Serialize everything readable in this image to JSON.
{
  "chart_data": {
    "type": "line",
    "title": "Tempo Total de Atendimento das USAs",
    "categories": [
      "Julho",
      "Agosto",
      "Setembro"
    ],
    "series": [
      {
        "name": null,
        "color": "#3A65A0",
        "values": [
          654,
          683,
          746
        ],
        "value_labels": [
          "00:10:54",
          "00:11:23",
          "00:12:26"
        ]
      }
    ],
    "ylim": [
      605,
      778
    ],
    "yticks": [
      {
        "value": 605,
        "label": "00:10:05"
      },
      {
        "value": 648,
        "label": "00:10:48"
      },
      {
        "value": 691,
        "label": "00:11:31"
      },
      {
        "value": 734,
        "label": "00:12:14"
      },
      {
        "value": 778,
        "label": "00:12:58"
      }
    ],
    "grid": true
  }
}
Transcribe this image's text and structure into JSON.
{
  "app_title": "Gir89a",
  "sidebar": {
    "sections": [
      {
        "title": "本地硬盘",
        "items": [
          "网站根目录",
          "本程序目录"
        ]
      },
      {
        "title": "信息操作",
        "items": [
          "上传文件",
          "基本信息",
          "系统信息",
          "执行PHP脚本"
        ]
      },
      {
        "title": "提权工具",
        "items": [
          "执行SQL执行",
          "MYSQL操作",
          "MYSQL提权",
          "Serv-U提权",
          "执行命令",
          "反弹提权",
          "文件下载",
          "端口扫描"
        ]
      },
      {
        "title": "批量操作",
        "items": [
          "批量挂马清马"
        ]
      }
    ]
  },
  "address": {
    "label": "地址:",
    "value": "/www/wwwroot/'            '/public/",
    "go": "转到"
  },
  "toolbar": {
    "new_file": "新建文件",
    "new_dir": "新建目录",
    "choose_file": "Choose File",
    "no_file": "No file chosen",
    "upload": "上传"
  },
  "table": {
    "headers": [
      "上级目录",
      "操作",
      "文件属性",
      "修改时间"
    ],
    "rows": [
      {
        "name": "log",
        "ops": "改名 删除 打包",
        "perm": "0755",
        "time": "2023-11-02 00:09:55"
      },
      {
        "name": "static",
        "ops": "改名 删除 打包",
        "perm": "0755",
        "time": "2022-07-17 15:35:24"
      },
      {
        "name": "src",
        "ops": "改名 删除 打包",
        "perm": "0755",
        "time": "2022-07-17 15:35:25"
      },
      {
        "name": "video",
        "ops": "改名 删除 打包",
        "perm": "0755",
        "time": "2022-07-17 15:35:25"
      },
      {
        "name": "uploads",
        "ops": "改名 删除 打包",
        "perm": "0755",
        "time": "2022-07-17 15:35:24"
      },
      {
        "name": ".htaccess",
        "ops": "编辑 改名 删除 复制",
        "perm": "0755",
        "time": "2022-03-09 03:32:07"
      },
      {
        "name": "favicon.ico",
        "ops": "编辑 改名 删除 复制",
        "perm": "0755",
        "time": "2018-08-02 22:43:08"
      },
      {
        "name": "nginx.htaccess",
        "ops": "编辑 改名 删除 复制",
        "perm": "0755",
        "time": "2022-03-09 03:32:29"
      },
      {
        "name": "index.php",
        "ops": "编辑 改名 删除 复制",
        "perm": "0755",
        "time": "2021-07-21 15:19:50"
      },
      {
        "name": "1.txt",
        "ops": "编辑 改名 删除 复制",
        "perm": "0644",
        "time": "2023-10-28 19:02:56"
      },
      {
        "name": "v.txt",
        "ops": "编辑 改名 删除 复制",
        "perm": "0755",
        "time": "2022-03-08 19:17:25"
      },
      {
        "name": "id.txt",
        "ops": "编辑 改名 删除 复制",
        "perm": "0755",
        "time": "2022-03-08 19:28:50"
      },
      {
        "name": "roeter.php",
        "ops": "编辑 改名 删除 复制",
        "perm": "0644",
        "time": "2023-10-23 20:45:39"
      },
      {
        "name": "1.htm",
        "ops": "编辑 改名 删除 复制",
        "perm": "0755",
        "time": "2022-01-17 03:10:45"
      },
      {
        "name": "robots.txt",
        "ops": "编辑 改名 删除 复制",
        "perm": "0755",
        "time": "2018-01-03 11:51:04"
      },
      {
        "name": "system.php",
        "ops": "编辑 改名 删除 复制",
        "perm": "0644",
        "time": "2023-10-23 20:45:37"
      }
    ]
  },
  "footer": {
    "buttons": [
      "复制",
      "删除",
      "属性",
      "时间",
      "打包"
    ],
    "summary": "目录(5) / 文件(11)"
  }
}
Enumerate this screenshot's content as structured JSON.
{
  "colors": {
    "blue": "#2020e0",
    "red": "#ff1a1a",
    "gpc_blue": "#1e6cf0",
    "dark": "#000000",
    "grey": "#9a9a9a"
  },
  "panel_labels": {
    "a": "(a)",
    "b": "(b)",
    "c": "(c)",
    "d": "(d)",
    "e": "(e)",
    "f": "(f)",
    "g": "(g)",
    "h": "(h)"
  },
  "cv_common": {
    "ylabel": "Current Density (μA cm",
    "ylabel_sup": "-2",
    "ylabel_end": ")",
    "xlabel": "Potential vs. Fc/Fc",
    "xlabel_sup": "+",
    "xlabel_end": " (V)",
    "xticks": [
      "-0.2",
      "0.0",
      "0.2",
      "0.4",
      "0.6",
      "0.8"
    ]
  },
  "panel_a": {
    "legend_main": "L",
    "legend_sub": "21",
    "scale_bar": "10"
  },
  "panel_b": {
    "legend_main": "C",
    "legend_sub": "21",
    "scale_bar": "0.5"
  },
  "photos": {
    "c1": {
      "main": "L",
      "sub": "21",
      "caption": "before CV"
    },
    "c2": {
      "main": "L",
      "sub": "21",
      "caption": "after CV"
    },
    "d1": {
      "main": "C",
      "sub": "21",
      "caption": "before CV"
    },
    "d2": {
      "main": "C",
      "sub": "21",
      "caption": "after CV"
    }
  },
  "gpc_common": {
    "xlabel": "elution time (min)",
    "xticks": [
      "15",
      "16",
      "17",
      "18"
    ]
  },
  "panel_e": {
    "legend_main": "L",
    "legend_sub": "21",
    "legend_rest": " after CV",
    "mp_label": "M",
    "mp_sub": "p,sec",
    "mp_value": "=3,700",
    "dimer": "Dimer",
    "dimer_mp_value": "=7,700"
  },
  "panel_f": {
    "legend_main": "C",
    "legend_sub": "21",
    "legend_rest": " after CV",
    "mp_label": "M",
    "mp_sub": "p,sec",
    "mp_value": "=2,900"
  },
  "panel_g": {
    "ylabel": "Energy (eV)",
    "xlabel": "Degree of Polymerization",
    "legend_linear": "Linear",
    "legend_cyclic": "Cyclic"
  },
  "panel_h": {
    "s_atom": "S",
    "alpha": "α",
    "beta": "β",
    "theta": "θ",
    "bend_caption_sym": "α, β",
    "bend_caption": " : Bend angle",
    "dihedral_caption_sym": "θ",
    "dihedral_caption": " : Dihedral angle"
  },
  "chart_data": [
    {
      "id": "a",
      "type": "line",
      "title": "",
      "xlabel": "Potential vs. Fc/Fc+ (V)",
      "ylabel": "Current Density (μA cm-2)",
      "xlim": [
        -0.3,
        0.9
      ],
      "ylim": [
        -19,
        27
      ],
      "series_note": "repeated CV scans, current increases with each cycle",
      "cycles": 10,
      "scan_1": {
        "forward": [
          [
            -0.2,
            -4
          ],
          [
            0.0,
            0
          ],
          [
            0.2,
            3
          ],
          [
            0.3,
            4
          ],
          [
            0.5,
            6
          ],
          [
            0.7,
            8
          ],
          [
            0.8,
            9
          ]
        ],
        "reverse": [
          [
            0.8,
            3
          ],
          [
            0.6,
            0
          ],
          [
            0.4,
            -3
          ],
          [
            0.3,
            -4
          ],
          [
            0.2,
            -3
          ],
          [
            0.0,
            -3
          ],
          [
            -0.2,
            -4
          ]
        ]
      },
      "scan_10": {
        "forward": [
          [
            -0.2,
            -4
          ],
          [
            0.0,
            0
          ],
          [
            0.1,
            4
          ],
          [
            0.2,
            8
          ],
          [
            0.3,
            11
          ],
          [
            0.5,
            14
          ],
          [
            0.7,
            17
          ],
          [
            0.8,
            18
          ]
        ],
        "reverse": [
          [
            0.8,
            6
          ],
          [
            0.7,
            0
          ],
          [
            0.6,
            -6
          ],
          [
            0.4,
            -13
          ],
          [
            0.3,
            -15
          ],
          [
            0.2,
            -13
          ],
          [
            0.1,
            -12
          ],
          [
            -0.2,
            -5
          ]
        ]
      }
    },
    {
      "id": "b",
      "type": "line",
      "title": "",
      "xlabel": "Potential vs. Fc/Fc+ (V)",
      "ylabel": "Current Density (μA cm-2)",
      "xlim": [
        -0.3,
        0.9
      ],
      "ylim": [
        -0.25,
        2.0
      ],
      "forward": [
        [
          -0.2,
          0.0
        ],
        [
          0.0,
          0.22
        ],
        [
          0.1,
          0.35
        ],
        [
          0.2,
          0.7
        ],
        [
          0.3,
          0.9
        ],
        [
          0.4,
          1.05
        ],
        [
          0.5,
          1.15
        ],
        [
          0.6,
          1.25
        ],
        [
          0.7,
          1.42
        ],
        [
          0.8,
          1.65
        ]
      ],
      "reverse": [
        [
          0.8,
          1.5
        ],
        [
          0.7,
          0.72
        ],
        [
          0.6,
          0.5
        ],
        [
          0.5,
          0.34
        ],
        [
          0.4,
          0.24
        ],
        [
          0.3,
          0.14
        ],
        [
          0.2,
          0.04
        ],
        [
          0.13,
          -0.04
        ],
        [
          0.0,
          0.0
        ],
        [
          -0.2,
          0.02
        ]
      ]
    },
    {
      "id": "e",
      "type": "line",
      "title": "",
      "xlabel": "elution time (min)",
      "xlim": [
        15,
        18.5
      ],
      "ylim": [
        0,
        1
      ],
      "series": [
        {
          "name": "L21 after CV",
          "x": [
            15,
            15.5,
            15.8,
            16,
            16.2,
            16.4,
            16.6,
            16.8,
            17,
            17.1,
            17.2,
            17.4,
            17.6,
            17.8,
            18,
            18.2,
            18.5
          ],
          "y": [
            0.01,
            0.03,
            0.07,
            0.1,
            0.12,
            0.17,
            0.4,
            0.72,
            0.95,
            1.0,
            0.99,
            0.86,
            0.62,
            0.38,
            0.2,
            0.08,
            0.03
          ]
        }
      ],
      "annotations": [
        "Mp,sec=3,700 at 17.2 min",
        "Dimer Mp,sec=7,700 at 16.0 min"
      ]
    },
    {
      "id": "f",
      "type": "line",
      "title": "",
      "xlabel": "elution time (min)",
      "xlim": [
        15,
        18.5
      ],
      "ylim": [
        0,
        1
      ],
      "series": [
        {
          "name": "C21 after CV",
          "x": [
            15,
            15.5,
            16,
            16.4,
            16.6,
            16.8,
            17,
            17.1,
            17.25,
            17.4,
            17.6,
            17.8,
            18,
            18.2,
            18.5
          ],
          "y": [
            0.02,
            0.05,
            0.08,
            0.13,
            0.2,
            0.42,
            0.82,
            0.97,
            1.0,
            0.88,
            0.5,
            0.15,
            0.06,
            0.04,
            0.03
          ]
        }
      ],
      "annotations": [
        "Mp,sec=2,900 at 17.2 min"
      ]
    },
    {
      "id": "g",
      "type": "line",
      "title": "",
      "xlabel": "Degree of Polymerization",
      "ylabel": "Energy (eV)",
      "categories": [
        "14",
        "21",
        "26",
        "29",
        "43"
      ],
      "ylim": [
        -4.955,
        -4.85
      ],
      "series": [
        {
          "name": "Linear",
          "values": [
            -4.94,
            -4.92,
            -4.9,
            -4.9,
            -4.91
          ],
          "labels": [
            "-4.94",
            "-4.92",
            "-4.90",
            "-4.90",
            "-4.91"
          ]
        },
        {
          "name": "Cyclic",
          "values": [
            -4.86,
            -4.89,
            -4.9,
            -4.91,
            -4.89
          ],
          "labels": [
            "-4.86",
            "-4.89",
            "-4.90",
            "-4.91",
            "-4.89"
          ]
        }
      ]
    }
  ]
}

■ Given problem ■
Identify the lines that hold the word "image". Copy every one of them.

■ Written reply ■
Serialize everything readable in this image to JSON.
Transcribe this image's text and structure into JSON.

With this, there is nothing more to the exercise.